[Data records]
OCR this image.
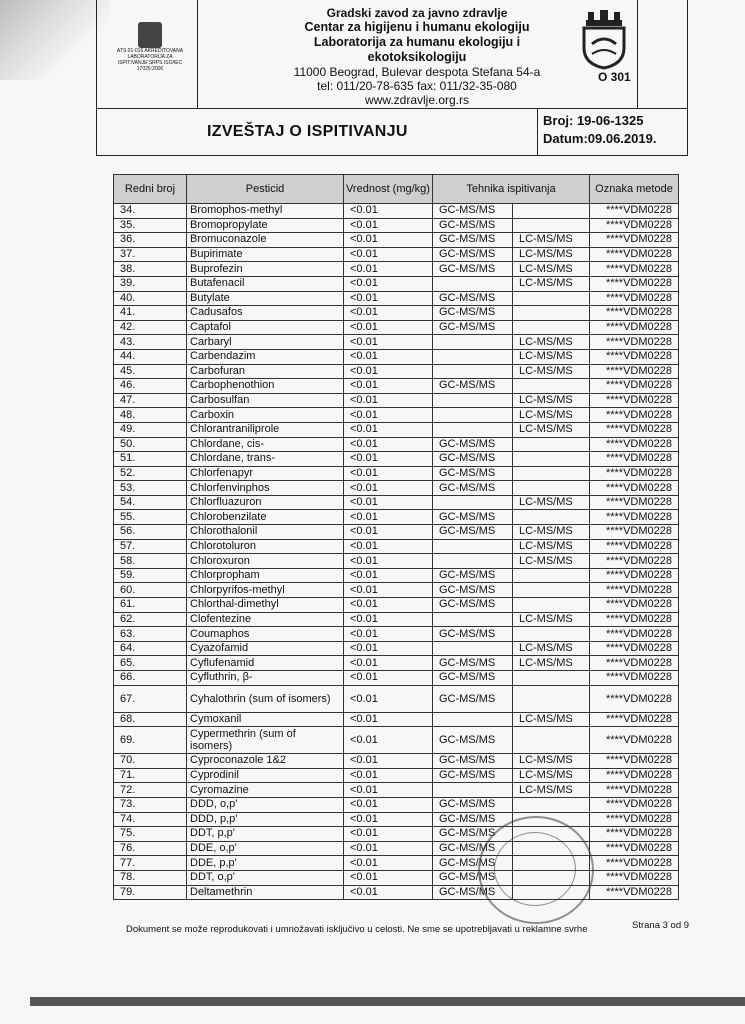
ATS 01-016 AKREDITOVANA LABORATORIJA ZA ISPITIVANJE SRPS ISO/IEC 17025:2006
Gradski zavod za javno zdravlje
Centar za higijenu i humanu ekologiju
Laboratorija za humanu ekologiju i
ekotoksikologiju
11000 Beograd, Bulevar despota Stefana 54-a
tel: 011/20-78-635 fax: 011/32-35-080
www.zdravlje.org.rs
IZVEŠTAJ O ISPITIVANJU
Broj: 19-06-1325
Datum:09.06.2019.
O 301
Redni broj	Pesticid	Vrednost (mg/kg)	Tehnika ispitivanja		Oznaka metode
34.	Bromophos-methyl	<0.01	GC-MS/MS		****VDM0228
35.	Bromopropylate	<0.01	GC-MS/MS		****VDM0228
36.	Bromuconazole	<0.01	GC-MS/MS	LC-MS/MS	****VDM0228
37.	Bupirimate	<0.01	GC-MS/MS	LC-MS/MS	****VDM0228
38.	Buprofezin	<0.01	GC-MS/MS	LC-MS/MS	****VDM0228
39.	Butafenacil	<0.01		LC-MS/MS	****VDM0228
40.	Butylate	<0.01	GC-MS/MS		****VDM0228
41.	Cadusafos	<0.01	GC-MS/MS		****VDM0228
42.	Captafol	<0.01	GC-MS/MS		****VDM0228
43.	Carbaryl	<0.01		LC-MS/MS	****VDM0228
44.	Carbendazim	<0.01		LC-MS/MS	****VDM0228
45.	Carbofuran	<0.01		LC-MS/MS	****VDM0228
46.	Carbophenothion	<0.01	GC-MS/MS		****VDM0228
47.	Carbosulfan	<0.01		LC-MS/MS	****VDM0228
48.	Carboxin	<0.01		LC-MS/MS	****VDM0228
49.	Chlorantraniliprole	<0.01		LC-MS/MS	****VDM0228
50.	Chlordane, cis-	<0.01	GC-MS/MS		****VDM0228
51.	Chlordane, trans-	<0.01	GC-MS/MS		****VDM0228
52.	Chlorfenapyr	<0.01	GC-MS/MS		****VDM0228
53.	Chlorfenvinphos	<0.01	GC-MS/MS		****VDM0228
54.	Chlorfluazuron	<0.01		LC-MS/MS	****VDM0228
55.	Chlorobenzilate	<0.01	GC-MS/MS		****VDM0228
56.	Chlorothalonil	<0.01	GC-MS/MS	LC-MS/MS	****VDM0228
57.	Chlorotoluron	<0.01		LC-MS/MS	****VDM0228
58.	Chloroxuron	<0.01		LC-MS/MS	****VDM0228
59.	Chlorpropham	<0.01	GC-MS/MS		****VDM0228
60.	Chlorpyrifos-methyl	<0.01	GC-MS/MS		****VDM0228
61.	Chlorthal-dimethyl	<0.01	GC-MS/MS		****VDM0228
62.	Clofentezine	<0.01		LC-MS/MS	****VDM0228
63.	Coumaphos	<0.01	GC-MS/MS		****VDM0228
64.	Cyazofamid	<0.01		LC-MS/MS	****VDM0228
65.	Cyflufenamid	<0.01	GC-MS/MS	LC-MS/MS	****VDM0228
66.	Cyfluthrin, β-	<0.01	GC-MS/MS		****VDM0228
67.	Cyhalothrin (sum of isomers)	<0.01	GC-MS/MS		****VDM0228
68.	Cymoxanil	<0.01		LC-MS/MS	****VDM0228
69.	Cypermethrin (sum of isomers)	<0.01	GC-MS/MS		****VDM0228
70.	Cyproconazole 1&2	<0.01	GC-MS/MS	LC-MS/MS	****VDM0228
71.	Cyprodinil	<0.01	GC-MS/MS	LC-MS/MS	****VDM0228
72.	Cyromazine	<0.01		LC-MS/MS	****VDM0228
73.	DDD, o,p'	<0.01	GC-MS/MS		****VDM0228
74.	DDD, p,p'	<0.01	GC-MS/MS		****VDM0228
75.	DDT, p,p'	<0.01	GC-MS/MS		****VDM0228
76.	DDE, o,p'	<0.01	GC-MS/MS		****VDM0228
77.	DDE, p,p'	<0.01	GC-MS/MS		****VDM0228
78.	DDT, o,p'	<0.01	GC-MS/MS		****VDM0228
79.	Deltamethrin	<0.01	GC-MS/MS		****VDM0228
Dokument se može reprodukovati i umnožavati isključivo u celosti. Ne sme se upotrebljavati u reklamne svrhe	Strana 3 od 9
---
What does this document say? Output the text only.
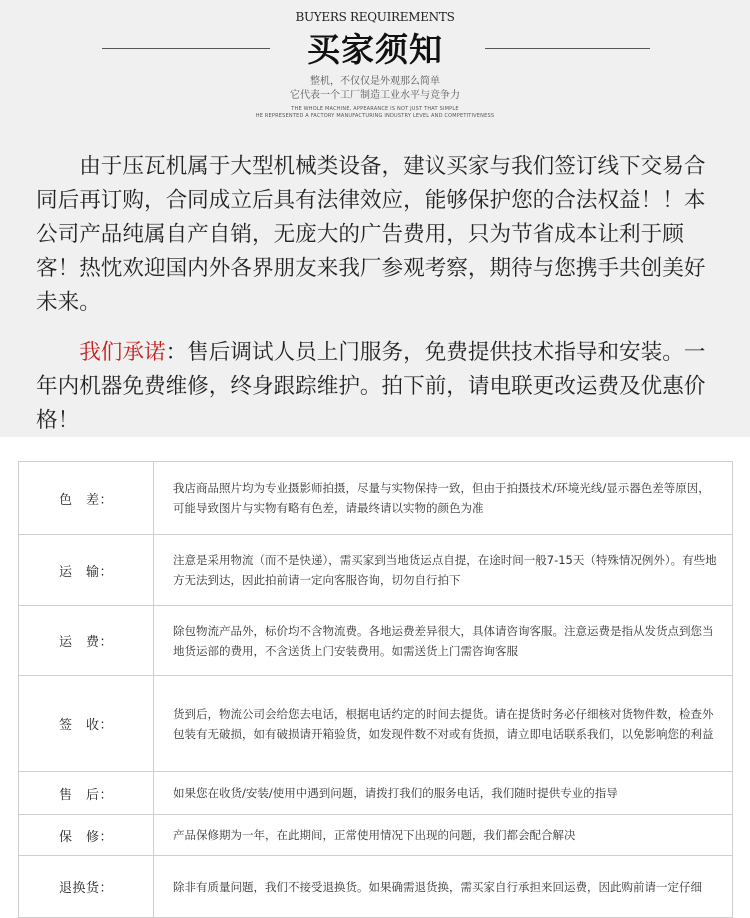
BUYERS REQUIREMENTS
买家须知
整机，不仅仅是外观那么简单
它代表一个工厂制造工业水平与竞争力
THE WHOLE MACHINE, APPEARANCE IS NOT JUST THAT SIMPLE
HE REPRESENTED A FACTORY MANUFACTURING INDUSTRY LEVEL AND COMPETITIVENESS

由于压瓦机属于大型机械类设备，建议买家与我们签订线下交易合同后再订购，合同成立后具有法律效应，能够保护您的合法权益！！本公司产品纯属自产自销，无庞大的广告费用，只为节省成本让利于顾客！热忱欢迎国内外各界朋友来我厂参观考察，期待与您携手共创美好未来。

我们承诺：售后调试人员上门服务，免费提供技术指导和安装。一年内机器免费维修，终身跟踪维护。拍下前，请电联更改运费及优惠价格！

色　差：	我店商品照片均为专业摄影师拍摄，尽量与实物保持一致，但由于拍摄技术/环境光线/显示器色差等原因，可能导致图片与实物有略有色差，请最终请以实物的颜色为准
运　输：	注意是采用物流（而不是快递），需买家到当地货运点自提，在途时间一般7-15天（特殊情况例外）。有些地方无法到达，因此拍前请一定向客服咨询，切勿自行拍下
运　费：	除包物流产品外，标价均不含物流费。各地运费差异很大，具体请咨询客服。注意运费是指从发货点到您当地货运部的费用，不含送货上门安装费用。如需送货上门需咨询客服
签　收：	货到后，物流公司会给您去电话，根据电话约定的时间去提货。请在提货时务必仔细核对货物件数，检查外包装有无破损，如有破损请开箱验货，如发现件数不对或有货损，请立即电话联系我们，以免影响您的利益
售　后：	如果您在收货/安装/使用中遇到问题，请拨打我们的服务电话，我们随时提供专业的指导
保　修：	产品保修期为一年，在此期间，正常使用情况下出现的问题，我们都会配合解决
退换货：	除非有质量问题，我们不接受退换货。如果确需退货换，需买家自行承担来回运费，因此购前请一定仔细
==
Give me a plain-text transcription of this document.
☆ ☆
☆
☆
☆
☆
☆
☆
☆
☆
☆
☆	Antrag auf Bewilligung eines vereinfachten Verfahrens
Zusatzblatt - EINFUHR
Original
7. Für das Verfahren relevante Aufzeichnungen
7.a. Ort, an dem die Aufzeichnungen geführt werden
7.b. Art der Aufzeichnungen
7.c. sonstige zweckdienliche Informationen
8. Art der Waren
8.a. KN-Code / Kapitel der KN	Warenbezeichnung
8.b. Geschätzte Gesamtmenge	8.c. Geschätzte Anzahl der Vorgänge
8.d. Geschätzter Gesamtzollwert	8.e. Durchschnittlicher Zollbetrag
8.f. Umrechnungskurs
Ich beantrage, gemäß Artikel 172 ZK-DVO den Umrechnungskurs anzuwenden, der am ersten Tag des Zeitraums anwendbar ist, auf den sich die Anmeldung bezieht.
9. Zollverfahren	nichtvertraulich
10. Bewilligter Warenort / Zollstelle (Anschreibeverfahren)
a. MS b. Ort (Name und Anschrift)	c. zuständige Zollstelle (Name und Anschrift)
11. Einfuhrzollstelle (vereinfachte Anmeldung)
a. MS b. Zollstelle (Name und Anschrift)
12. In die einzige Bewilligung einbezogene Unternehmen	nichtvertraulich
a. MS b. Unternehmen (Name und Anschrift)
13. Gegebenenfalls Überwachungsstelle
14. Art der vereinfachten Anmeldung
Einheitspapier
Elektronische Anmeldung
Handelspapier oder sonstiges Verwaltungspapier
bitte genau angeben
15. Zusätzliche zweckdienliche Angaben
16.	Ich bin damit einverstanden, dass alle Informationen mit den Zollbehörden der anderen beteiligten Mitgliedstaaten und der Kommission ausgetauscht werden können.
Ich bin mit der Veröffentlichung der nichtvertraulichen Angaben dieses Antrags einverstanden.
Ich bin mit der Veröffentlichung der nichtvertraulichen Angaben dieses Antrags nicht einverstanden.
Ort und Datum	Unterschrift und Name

[WHAT NEEDS TO BE DONE] Report how many lines of the records above contain the word "Veröffentlichung", and give only that number.

[FULL SOLUTION] 2